What is asked - Could you copy every line from the material below in which "окружного" appears?

Input -

· · · · · · ·

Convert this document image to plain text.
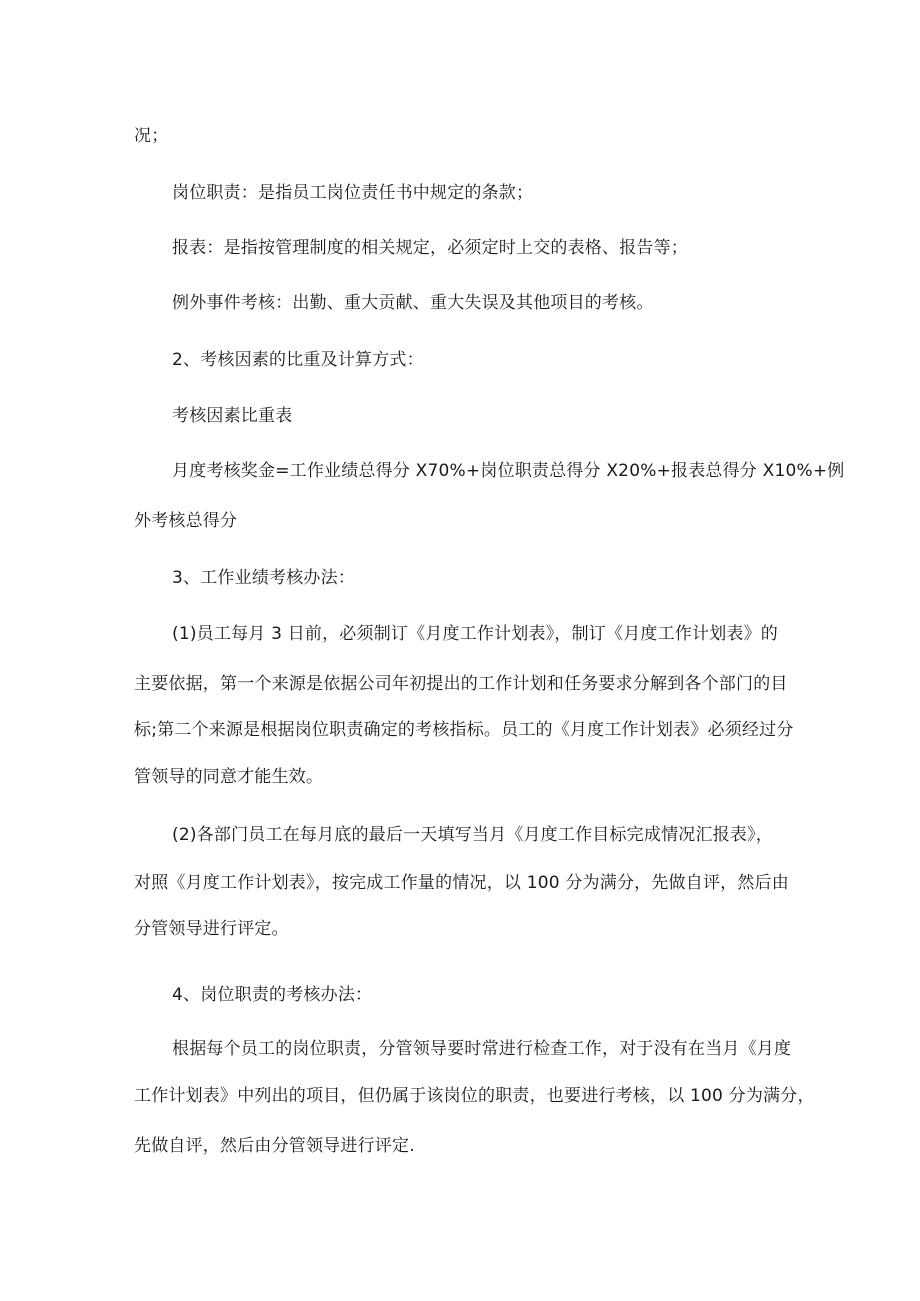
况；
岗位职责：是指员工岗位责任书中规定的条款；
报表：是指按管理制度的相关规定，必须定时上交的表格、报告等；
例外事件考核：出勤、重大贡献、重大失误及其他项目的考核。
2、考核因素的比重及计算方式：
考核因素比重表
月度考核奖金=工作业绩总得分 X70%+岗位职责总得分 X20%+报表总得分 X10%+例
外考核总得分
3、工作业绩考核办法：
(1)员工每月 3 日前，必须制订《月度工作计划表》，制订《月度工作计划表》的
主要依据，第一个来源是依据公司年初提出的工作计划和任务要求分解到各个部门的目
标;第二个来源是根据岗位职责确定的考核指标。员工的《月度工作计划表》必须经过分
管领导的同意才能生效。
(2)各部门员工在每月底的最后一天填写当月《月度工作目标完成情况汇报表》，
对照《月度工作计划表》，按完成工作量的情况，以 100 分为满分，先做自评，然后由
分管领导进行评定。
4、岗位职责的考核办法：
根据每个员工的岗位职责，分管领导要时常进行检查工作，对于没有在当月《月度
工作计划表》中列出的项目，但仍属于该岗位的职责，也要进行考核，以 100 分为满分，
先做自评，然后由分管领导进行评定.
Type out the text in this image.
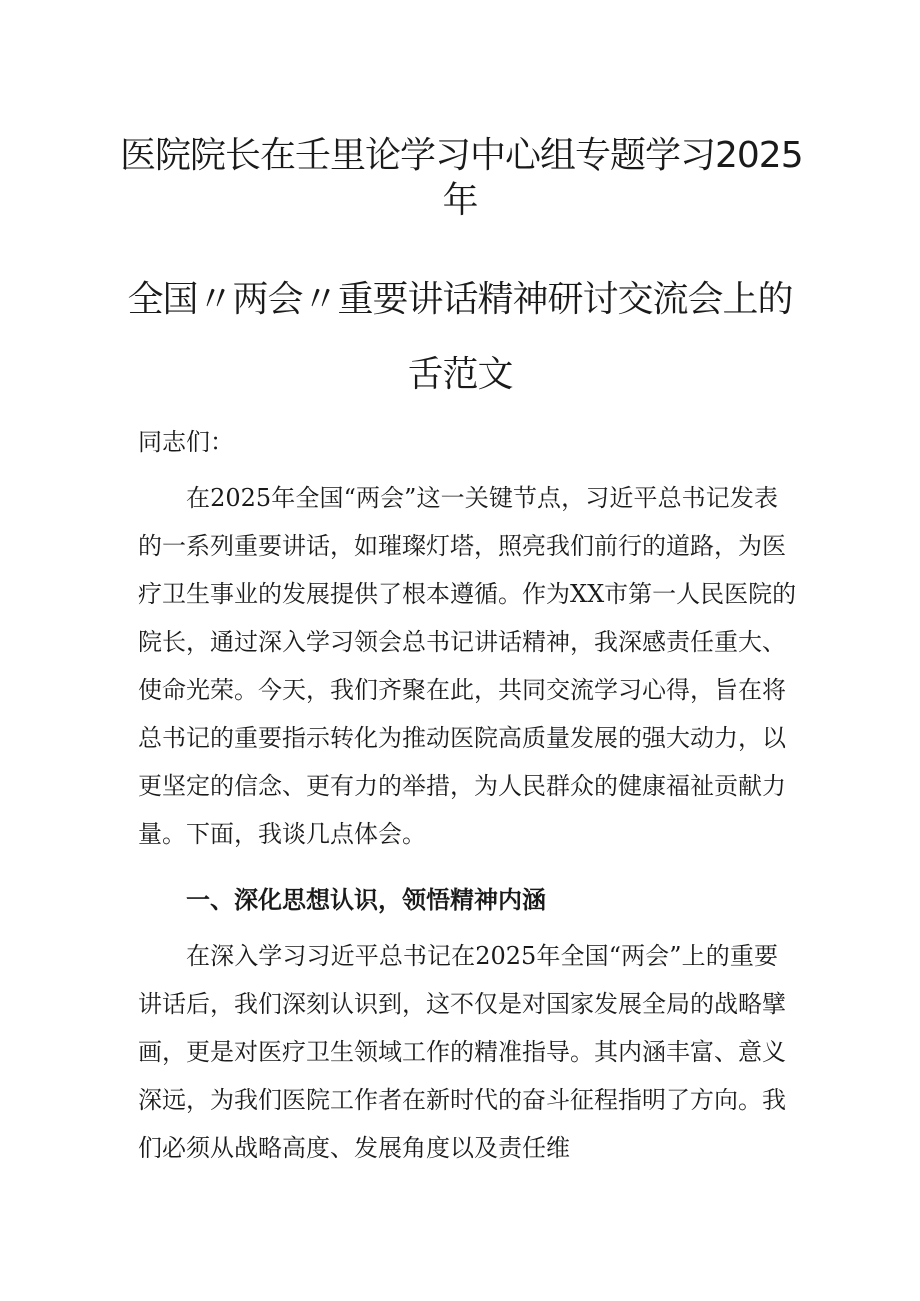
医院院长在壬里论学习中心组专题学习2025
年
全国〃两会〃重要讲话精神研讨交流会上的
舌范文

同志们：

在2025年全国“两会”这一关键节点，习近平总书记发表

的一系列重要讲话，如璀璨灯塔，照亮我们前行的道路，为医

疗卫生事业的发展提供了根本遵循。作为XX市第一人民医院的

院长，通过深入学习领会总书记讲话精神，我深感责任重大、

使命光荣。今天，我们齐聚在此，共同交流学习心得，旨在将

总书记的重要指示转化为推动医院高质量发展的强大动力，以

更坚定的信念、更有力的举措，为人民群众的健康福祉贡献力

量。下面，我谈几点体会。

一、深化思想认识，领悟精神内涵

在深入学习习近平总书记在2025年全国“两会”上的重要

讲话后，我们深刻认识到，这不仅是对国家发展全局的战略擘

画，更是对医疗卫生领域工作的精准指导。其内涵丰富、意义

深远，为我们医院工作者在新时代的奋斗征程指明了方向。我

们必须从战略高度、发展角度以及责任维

· · · · · · ·

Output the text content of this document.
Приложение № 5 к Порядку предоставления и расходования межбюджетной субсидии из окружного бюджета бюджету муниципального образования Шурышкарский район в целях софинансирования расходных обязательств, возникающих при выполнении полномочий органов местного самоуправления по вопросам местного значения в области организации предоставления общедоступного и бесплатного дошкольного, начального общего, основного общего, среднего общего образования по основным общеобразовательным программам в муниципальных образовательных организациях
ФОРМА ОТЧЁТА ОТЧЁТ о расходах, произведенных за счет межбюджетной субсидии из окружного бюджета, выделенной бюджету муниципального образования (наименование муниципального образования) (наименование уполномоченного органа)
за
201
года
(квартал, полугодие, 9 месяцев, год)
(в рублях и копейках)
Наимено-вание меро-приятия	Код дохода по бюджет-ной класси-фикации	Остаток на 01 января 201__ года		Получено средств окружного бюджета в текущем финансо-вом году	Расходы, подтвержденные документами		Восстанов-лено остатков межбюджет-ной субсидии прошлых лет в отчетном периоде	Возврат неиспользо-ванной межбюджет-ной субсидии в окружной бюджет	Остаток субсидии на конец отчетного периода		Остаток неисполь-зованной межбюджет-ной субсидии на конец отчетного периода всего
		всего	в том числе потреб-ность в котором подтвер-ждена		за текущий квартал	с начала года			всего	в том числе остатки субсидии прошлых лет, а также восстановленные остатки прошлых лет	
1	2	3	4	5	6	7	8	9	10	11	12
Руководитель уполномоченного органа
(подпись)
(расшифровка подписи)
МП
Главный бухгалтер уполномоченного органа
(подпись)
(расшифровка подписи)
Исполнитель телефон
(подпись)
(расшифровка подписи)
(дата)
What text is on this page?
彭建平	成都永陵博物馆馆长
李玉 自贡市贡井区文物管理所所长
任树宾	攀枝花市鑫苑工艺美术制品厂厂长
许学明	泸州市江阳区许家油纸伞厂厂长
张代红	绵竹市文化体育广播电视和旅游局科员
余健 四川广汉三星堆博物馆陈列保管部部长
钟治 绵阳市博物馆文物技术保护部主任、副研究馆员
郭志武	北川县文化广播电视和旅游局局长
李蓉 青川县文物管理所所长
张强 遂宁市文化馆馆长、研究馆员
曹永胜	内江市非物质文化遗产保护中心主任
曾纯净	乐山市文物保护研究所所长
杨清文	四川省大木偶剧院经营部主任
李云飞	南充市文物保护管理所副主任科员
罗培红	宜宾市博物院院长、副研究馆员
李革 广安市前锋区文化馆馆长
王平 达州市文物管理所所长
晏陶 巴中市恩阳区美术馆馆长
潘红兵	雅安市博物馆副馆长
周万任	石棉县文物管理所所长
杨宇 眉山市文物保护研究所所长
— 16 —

· · · · · · ·

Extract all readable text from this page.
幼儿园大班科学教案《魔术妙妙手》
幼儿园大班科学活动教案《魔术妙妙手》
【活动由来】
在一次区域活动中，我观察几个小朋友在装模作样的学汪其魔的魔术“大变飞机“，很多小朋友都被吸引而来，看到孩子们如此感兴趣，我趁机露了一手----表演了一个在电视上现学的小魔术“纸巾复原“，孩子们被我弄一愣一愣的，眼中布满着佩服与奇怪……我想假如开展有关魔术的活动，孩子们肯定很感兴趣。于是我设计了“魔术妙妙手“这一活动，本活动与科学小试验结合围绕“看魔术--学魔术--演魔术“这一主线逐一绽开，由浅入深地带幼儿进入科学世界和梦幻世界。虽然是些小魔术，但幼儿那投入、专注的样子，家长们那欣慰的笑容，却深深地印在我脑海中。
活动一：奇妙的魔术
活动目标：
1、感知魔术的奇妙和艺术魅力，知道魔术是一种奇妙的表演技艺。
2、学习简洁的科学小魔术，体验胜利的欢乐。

· · · · · · ·

Response -
Приложение № 5 к Порядку предоставления и расходования межбюджетной субсидии из окружного бюджета бюджету муниципального образования Шурышкарский район в целях софинансирования расходных обязательств, возникающих при выполнении полномочий органов местного самоуправления по вопросам местного значения в области организации предоставления общедоступного и бесплатного дошкольного, начального общего, основного общего, среднего общего образования по основным общеобразовательным программам в муниципальных образовательных организациях
ФОРМА ОТЧЁТА ОТЧЁТ о расходах, произведенных за счет межбюджетной субсидии из окружного бюджета, выделенной бюджету муниципального образования (наименование муниципального образования) (наименование уполномоченного органа)
Наимено-вание меро-приятия	Код дохода по бюджет-ной класси-фикации	Остаток на 01 января 201__ года		Получено средств окружного бюджета в текущем финансо-вом году	Расходы, подтвержденные документами		Восстанов-лено остатков межбюджет-ной субсидии прошлых лет в отчетном периоде	Возврат неиспользо-ванной межбюджет-ной субсидии в окружной бюджет	Остаток субсидии на конец отчетного периода		Остаток неисполь-зованной межбюджет-ной субсидии на конец отчетного периода всего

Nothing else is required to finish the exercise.